*Dataset:*
________________________

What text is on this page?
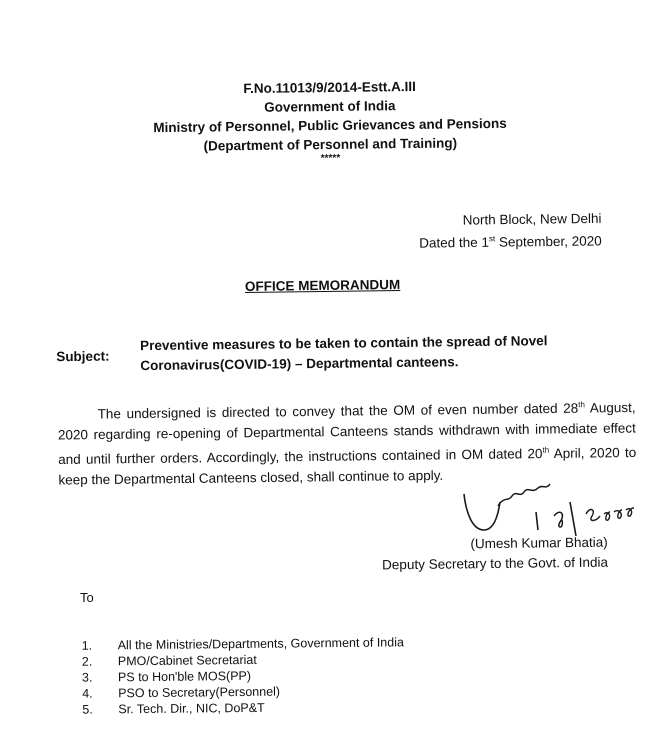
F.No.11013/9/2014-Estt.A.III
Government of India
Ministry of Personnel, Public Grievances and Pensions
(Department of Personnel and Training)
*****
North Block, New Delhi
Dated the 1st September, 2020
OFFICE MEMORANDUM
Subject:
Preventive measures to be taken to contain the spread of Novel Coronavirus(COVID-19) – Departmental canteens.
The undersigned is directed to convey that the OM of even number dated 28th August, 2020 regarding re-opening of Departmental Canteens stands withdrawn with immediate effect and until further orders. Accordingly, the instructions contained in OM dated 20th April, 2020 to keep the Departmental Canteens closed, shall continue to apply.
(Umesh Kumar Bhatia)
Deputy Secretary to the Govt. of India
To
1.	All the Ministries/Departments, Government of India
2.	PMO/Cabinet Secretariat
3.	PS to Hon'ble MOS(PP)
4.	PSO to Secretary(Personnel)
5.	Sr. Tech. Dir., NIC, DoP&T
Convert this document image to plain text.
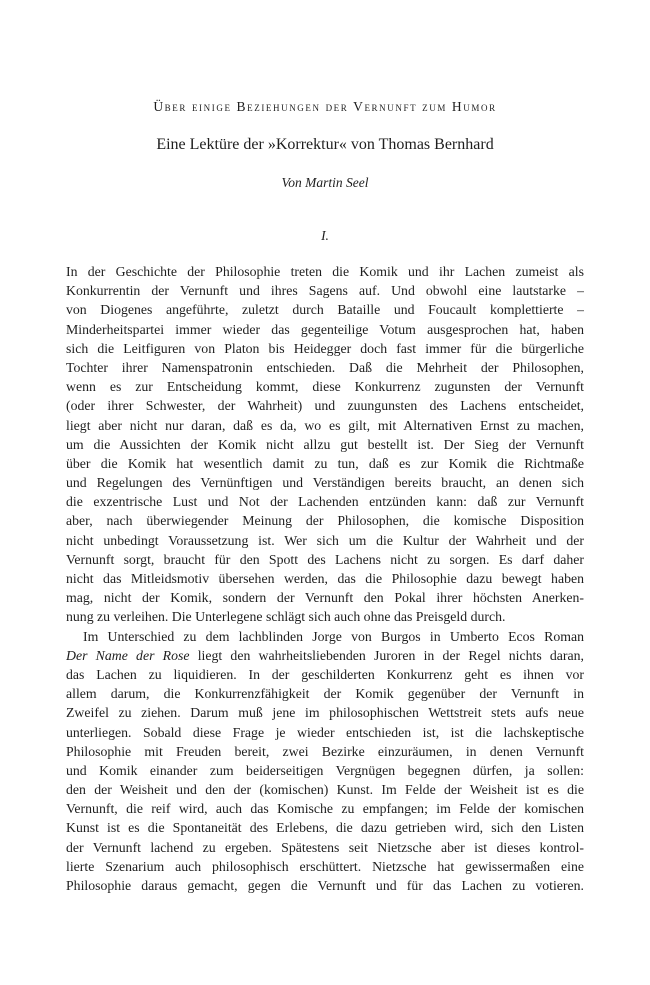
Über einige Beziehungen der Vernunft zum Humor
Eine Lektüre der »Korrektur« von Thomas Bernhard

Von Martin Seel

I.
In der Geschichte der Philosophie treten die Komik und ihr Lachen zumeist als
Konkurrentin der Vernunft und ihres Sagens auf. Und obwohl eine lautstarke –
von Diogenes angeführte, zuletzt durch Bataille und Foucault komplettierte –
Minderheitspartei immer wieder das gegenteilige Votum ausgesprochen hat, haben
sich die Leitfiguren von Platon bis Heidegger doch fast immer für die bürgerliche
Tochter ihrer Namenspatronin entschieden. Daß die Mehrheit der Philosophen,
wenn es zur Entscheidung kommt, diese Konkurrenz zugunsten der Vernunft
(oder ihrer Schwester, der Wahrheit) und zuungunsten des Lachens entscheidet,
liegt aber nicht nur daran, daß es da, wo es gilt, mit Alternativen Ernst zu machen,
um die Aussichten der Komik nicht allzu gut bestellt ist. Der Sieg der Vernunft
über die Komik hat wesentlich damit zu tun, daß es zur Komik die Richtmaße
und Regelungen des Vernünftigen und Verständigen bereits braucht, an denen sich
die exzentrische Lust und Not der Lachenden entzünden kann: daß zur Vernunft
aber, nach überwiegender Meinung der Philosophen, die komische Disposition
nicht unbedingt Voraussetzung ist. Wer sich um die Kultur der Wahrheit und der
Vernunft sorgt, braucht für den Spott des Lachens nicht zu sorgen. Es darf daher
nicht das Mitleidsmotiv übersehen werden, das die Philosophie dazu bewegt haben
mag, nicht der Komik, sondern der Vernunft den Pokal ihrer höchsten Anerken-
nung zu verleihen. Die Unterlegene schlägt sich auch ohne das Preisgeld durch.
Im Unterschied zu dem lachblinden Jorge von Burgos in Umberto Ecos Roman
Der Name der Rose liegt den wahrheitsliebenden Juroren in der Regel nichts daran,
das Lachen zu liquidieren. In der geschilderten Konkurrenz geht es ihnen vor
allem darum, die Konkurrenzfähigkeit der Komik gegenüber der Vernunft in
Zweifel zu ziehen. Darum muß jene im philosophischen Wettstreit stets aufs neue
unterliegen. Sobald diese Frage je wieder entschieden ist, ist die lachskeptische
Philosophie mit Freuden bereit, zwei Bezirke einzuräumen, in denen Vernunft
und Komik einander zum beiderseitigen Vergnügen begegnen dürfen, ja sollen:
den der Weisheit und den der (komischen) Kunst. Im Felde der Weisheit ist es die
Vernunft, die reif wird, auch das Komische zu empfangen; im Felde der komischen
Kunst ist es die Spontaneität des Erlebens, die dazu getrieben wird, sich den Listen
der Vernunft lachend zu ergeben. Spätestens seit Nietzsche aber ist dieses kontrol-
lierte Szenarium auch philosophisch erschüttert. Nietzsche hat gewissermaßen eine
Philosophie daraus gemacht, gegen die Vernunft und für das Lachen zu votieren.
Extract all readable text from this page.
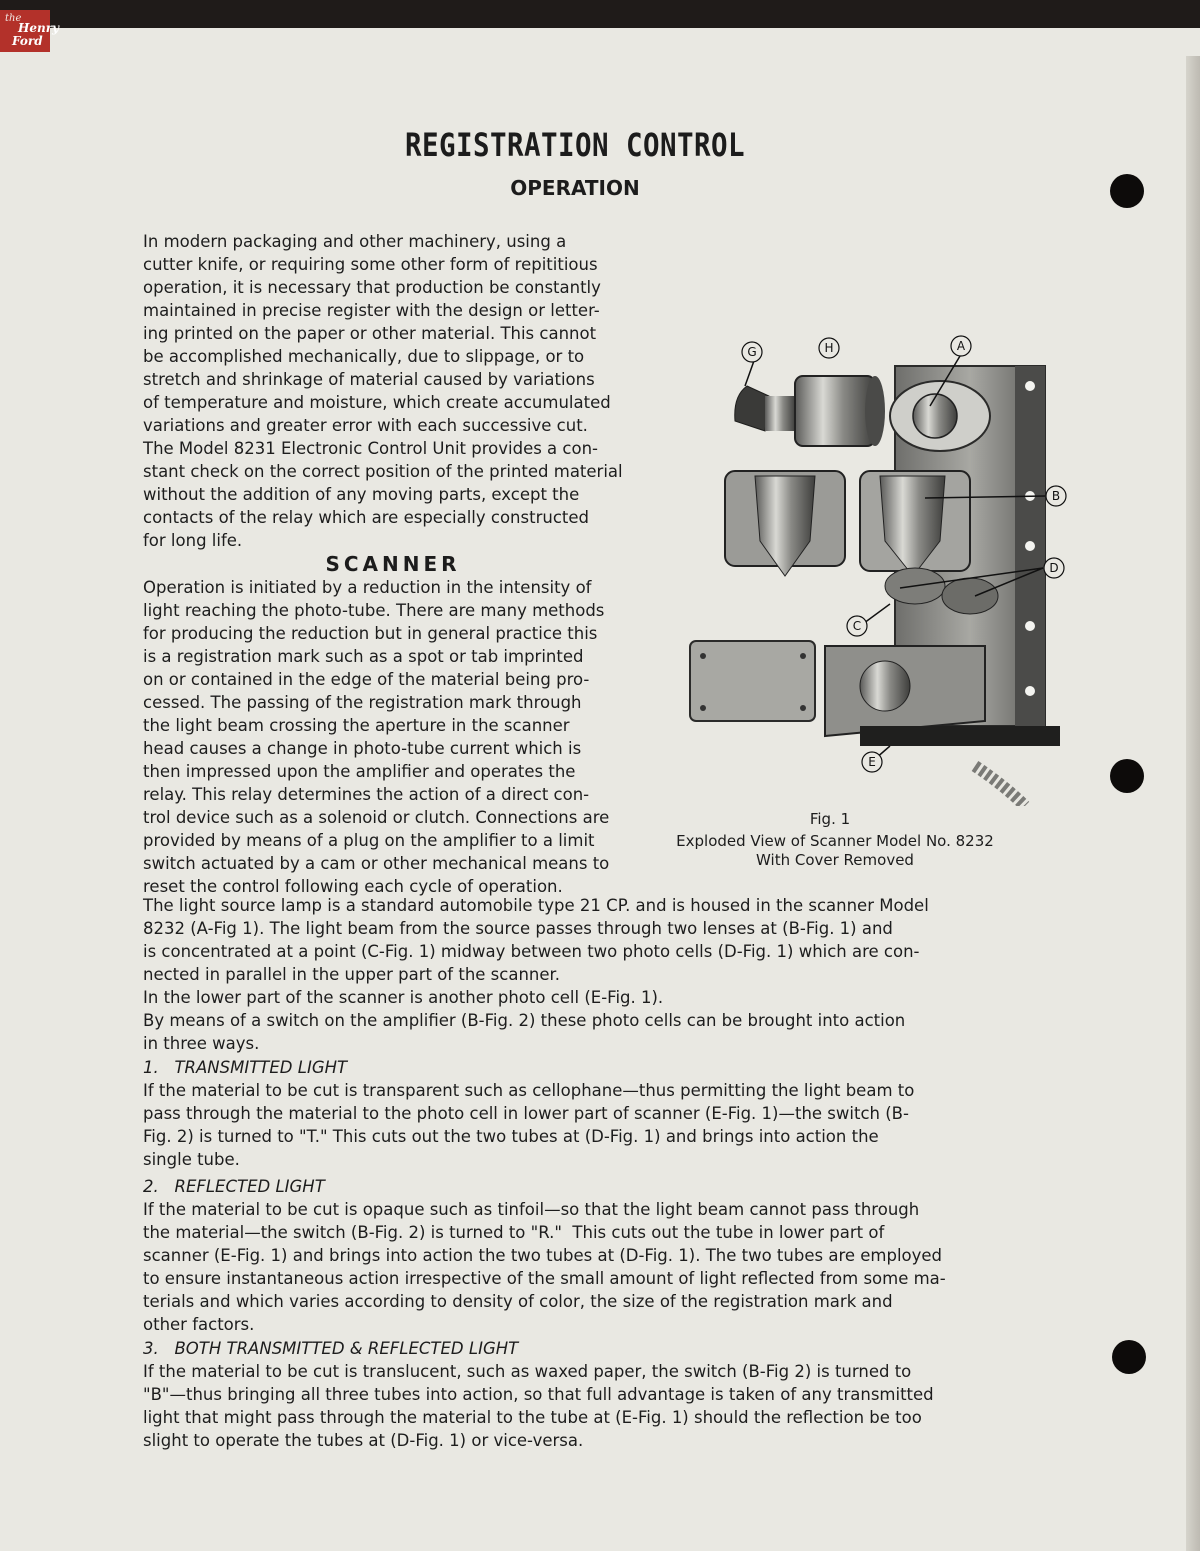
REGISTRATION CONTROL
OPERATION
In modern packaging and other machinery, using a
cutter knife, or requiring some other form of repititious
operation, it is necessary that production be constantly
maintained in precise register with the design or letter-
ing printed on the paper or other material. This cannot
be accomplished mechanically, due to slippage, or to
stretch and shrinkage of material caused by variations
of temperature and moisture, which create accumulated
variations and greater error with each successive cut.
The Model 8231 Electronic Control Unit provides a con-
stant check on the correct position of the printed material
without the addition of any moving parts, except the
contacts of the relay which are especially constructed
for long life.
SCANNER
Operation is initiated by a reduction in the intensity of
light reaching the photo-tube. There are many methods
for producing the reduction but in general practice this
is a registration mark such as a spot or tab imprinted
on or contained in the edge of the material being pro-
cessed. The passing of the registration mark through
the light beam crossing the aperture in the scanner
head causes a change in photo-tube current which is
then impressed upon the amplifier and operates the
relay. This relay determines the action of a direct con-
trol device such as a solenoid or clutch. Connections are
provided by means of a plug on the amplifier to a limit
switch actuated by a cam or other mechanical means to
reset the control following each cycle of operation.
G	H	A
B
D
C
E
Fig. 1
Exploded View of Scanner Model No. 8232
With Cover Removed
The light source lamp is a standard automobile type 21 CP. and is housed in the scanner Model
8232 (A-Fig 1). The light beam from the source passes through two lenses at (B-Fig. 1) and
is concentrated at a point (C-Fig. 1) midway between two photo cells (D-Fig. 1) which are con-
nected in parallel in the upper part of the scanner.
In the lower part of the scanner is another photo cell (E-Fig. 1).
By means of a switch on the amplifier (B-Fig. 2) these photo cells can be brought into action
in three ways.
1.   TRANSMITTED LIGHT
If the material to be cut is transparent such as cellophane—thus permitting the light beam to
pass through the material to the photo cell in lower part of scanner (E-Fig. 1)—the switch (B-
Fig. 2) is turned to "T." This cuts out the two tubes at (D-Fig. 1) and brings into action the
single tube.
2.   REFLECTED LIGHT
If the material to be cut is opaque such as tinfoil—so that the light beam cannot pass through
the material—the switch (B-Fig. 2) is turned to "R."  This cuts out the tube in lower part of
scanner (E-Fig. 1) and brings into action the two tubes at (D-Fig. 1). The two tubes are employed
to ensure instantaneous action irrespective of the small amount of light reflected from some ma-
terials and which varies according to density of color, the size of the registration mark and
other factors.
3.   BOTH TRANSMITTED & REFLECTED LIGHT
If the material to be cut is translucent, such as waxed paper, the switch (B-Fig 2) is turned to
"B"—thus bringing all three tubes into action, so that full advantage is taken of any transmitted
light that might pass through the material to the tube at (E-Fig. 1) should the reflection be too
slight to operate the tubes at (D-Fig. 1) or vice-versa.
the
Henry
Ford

________________________

*Your objective:* Whenever the word "Felde" turns up in a line of the listing above, copy the line.

*Task result:*
den der Weisheit und den der (komischen) Kunst. Im Felde der Weisheit ist es die
Vernunft, die reif wird, auch das Komische zu empfangen; im Felde der komischen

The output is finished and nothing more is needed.